TASK TO CARRY OUT: Print, exactly and completely, every entry in the data.

Saved data entries
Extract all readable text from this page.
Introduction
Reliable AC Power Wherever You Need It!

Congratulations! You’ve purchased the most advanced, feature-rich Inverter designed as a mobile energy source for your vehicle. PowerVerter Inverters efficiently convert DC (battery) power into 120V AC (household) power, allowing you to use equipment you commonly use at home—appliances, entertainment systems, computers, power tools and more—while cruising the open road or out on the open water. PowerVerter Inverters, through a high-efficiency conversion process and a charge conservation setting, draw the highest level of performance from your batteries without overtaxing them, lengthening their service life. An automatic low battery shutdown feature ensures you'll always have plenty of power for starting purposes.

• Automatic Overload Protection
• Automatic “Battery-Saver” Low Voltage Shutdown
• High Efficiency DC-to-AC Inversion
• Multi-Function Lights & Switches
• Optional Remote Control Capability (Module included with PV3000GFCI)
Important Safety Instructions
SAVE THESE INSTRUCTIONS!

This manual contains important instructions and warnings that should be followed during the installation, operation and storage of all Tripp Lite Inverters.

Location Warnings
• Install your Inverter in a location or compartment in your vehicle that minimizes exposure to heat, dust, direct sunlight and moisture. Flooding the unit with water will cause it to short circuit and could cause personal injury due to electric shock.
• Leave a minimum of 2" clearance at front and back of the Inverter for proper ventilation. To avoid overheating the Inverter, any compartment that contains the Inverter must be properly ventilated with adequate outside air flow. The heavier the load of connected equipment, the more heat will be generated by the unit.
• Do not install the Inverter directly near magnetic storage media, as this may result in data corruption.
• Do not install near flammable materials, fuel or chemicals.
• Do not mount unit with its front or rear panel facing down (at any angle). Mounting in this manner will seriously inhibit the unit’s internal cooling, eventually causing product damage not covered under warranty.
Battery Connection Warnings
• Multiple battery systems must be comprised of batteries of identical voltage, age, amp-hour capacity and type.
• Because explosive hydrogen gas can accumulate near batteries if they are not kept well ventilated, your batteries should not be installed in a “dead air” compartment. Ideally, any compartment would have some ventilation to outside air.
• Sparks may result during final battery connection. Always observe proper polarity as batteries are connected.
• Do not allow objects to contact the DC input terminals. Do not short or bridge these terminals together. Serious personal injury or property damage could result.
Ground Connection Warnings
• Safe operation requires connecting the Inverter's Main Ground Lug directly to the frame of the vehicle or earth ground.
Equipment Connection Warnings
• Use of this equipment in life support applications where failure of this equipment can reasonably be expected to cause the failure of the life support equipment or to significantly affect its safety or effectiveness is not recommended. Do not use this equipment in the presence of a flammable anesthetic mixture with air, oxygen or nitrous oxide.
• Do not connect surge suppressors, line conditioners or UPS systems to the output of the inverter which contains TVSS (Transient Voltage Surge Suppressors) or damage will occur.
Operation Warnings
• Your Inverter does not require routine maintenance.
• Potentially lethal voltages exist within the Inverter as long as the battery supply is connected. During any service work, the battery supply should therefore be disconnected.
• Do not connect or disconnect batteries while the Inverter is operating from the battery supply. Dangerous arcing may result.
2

THE SOLUTION:
Extract all readable text from this page.
Introduction
Reliable AC Power Wherever You Need It!

Congratulations! You’ve purchased the most advanced, feature-rich Inverter designed as a mobile energy source for your vehicle. PowerVerter Inverters efficiently convert DC (battery) power into 120V AC (household) power, allowing you to use equipment you commonly use at home—appliances, entertainment systems, computers, power tools and more—while cruising the open road or out on the open water. PowerVerter Inverters, through a high-efficiency conversion process and a charge conservation setting, draw the highest level of performance from your batteries without overtaxing them, lengthening their service life. An automatic low battery shutdown feature ensures you'll always have plenty of power for starting purposes.

• Automatic Overload Protection
• Automatic “Battery-Saver” Low Voltage Shutdown
• High Efficiency DC-to-AC Inversion
• Multi-Function Lights & Switches
• Optional Remote Control Capability (Module included with PV3000GFCI)
Important Safety Instructions
SAVE THESE INSTRUCTIONS!

This manual contains important instructions and warnings that should be followed during the installation, operation and storage of all Tripp Lite Inverters.

Location Warnings
• Install your Inverter in a location or compartment in your vehicle that minimizes exposure to heat, dust, direct sunlight and moisture. Flooding the unit with water will cause it to short circuit and could cause personal injury due to electric shock.
• Leave a minimum of 2" clearance at front and back of the Inverter for proper ventilation. To avoid overheating the Inverter, any compartment that contains the Inverter must be properly ventilated with adequate outside air flow. The heavier the load of connected equipment, the more heat will be generated by the unit.
• Do not install the Inverter directly near magnetic storage media, as this may result in data corruption.
• Do not install near flammable materials, fuel or chemicals.
• Do not mount unit with its front or rear panel facing down (at any angle). Mounting in this manner will seriously inhibit the unit’s internal cooling, eventually causing product damage not covered under warranty.
Battery Connection Warnings
• Multiple battery systems must be comprised of batteries of identical voltage, age, amp-hour capacity and type.
• Because explosive hydrogen gas can accumulate near batteries if they are not kept well ventilated, your batteries should not be installed in a “dead air” compartment. Ideally, any compartment would have some ventilation to outside air.
• Sparks may result during final battery connection. Always observe proper polarity as batteries are connected.
• Do not allow objects to contact the DC input terminals. Do not short or bridge these terminals together. Serious personal injury or property damage could result.
Ground Connection Warnings
• Safe operation requires connecting the Inverter's Main Ground Lug directly to the frame of the vehicle or earth ground.
Equipment Connection Warnings
• Use of this equipment in life support applications where failure of this equipment can reasonably be expected to cause the failure of the life support equipment or to significantly affect its safety or effectiveness is not recommended. Do not use this equipment in the presence of a flammable anesthetic mixture with air, oxygen or nitrous oxide.
• Do not connect surge suppressors, line conditioners or UPS systems to the output of the inverter which contains TVSS (Transient Voltage Surge Suppressors) or damage will occur.
Operation Warnings
• Your Inverter does not require routine maintenance.
• Potentially lethal voltages exist within the Inverter as long as the battery supply is connected. During any service work, the battery supply should therefore be disconnected.
• Do not connect or disconnect batteries while the Inverter is operating from the battery supply. Dangerous arcing may result.
2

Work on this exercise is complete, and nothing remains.